■ What you have to do:
Reproduce every line of the items below verbatim, preserving each character and line break without alteration.

■ Dataset content:
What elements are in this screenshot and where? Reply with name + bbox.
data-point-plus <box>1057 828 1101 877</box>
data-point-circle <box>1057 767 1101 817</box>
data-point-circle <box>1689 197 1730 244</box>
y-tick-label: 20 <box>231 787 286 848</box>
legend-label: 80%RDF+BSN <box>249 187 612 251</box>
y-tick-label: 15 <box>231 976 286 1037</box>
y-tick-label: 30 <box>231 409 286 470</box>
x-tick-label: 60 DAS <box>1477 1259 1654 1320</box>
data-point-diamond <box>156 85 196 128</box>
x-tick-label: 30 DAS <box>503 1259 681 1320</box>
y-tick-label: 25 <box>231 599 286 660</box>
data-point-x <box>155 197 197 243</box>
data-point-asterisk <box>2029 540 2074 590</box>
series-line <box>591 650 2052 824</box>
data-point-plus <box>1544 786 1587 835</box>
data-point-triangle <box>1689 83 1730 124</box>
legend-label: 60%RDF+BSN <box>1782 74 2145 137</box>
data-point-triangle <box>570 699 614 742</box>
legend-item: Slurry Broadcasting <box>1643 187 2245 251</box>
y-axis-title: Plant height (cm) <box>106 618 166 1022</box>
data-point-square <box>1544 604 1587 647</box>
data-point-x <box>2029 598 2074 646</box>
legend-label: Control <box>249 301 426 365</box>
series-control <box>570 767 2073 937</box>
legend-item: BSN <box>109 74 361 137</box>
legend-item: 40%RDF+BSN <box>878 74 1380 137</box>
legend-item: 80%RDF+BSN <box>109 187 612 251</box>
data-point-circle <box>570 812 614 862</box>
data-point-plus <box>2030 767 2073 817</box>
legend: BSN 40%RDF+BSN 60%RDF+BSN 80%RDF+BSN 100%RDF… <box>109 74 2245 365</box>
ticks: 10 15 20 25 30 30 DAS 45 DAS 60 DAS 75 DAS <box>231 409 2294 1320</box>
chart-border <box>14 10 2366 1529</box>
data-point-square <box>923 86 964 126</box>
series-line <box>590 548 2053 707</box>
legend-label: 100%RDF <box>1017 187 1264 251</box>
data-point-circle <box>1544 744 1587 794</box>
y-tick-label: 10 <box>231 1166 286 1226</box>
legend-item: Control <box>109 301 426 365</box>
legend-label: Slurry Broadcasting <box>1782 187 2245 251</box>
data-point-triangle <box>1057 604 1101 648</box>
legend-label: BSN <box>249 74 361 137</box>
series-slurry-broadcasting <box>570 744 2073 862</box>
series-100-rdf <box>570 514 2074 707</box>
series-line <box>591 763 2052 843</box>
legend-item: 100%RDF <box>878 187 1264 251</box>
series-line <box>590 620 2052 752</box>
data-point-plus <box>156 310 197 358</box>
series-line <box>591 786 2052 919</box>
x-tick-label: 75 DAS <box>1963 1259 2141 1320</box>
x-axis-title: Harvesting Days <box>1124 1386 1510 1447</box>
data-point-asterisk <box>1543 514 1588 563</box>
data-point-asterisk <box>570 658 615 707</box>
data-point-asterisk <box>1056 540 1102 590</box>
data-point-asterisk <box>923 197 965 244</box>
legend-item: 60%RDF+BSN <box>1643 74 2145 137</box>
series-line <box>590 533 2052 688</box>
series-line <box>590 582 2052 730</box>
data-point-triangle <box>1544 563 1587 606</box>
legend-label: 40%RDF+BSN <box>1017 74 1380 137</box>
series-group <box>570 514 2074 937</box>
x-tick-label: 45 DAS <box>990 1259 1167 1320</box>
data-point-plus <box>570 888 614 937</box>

■ Exercise output:
What elements are in this screenshot and where? Reply with name + bbox.
data-point-plus <box>1057 828 1101 877</box>
data-point-circle <box>1057 767 1101 817</box>
data-point-circle <box>1689 197 1730 244</box>
y-tick-label: 20 <box>231 787 286 848</box>
legend-label: 80%RDF+BSN <box>249 187 612 251</box>
y-tick-label: 15 <box>231 976 286 1037</box>
y-tick-label: 30 <box>231 409 286 470</box>
x-tick-label: 60 DAS <box>1477 1259 1654 1320</box>
data-point-diamond <box>156 85 196 128</box>
x-tick-label: 30 DAS <box>503 1259 681 1320</box>
y-tick-label: 25 <box>231 599 286 660</box>
data-point-x <box>155 197 197 243</box>
data-point-asterisk <box>2029 540 2074 590</box>
series-line <box>591 650 2052 824</box>
data-point-plus <box>1544 786 1587 835</box>
data-point-triangle <box>1689 83 1730 124</box>
legend-label: 60%RDF+BSN <box>1782 74 2145 137</box>
data-point-triangle <box>570 699 614 742</box>
legend-item: Slurry Broadcasting <box>1643 187 2245 251</box>
y-axis-title: Plant height (cm) <box>106 618 166 1022</box>
data-point-square <box>1544 604 1587 647</box>
data-point-x <box>2029 598 2074 646</box>
legend-label: Control <box>249 301 426 365</box>
series-control <box>570 767 2073 937</box>
legend-item: BSN <box>109 74 361 137</box>
legend-item: 40%RDF+BSN <box>878 74 1380 137</box>
legend-item: 80%RDF+BSN <box>109 187 612 251</box>
data-point-circle <box>570 812 614 862</box>
data-point-plus <box>2030 767 2073 817</box>
legend: BSN 40%RDF+BSN 60%RDF+BSN 80%RDF+BSN 100%RDF… <box>109 74 2245 365</box>
ticks: 10 15 20 25 30 30 DAS 45 DAS 60 DAS 75 DAS <box>231 409 2294 1320</box>
chart-border <box>14 10 2366 1529</box>
data-point-square <box>923 86 964 126</box>
series-line <box>590 548 2053 707</box>
legend-label: 100%RDF <box>1017 187 1264 251</box>
data-point-circle <box>1544 744 1587 794</box>
y-tick-label: 10 <box>231 1166 286 1226</box>
legend-item: Control <box>109 301 426 365</box>
legend-label: Slurry Broadcasting <box>1782 187 2245 251</box>
data-point-triangle <box>1057 604 1101 648</box>
legend-label: BSN <box>249 74 361 137</box>
series-slurry-broadcasting <box>570 744 2073 862</box>
series-100-rdf <box>570 514 2074 707</box>
series-line <box>591 763 2052 843</box>
legend-item: 100%RDF <box>878 187 1264 251</box>
series-line <box>590 620 2052 752</box>
data-point-plus <box>156 310 197 358</box>
series-line <box>591 786 2052 919</box>
x-tick-label: 75 DAS <box>1963 1259 2141 1320</box>
x-axis-title: Harvesting Days <box>1124 1386 1510 1447</box>
data-point-asterisk <box>1543 514 1588 563</box>
data-point-asterisk <box>570 658 615 707</box>
data-point-asterisk <box>1056 540 1102 590</box>
data-point-asterisk <box>923 197 965 244</box>
legend-item: 60%RDF+BSN <box>1643 74 2145 137</box>
series-line <box>590 533 2052 688</box>
series-line <box>590 582 2052 730</box>
data-point-triangle <box>1544 563 1587 606</box>
legend-label: 40%RDF+BSN <box>1017 74 1380 137</box>
series-group <box>570 514 2074 937</box>
x-tick-label: 45 DAS <box>990 1259 1167 1320</box>
data-point-plus <box>570 888 614 937</box>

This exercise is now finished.